**Provided material**
BEGIN
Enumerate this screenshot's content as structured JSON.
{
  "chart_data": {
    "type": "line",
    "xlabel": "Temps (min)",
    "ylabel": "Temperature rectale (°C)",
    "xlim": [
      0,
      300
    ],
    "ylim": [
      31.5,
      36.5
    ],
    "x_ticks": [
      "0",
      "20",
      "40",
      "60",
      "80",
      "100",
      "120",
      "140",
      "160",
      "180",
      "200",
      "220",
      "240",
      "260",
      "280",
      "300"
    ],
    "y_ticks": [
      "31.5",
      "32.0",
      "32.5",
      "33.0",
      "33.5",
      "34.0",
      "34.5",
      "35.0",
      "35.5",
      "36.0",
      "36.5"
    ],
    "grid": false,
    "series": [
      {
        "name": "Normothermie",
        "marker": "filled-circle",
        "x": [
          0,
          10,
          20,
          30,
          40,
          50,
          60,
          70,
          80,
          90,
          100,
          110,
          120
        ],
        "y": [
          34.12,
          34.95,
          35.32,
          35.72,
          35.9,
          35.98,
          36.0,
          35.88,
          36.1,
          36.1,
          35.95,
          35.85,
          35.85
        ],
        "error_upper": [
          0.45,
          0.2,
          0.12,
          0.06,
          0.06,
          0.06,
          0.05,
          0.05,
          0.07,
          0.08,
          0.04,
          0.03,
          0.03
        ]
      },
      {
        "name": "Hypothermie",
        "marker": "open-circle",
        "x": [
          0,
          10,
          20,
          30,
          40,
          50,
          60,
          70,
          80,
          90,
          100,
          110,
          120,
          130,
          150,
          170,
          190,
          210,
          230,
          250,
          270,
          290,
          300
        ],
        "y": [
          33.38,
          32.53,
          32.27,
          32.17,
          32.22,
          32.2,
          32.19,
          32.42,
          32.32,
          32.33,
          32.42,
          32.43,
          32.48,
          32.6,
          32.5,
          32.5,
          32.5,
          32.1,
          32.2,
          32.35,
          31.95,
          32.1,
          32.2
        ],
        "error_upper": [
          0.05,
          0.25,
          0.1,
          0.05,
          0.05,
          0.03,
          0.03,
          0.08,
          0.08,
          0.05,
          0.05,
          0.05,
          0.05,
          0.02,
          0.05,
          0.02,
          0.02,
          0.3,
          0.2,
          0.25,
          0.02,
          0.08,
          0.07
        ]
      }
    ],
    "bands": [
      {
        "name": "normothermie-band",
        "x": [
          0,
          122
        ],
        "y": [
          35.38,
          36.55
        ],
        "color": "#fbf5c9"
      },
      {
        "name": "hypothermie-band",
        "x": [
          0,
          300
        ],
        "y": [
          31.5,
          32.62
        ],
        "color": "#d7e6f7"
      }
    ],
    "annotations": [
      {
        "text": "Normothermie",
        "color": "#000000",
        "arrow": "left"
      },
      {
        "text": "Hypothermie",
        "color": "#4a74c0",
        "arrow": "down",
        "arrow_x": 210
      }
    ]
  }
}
END
**What you need to do**
Exact copies of all the records are required.

**Response to the task**
Enumerate this screenshot's content as structured JSON.
{
  "chart_data": {
    "type": "line",
    "xlabel": "Temps (min)",
    "ylabel": "Temperature rectale (°C)",
    "xlim": [
      0,
      300
    ],
    "ylim": [
      31.5,
      36.5
    ],
    "x_ticks": [
      "0",
      "20",
      "40",
      "60",
      "80",
      "100",
      "120",
      "140",
      "160",
      "180",
      "200",
      "220",
      "240",
      "260",
      "280",
      "300"
    ],
    "y_ticks": [
      "31.5",
      "32.0",
      "32.5",
      "33.0",
      "33.5",
      "34.0",
      "34.5",
      "35.0",
      "35.5",
      "36.0",
      "36.5"
    ],
    "grid": false,
    "series": [
      {
        "name": "Normothermie",
        "marker": "filled-circle",
        "x": [
          0,
          10,
          20,
          30,
          40,
          50,
          60,
          70,
          80,
          90,
          100,
          110,
          120
        ],
        "y": [
          34.12,
          34.95,
          35.32,
          35.72,
          35.9,
          35.98,
          36.0,
          35.88,
          36.1,
          36.1,
          35.95,
          35.85,
          35.85
        ],
        "error_upper": [
          0.45,
          0.2,
          0.12,
          0.06,
          0.06,
          0.06,
          0.05,
          0.05,
          0.07,
          0.08,
          0.04,
          0.03,
          0.03
        ]
      },
      {
        "name": "Hypothermie",
        "marker": "open-circle",
        "x": [
          0,
          10,
          20,
          30,
          40,
          50,
          60,
          70,
          80,
          90,
          100,
          110,
          120,
          130,
          150,
          170,
          190,
          210,
          230,
          250,
          270,
          290,
          300
        ],
        "y": [
          33.38,
          32.53,
          32.27,
          32.17,
          32.22,
          32.2,
          32.19,
          32.42,
          32.32,
          32.33,
          32.42,
          32.43,
          32.48,
          32.6,
          32.5,
          32.5,
          32.5,
          32.1,
          32.2,
          32.35,
          31.95,
          32.1,
          32.2
        ],
        "error_upper": [
          0.05,
          0.25,
          0.1,
          0.05,
          0.05,
          0.03,
          0.03,
          0.08,
          0.08,
          0.05,
          0.05,
          0.05,
          0.05,
          0.02,
          0.05,
          0.02,
          0.02,
          0.3,
          0.2,
          0.25,
          0.02,
          0.08,
          0.07
        ]
      }
    ],
    "bands": [
      {
        "name": "normothermie-band",
        "x": [
          0,
          122
        ],
        "y": [
          35.38,
          36.55
        ],
        "color": "#fbf5c9"
      },
      {
        "name": "hypothermie-band",
        "x": [
          0,
          300
        ],
        "y": [
          31.5,
          32.62
        ],
        "color": "#d7e6f7"
      }
    ],
    "annotations": [
      {
        "text": "Normothermie",
        "color": "#000000",
        "arrow": "left"
      },
      {
        "text": "Hypothermie",
        "color": "#4a74c0",
        "arrow": "down",
        "arrow_x": 210
      }
    ]
  }
}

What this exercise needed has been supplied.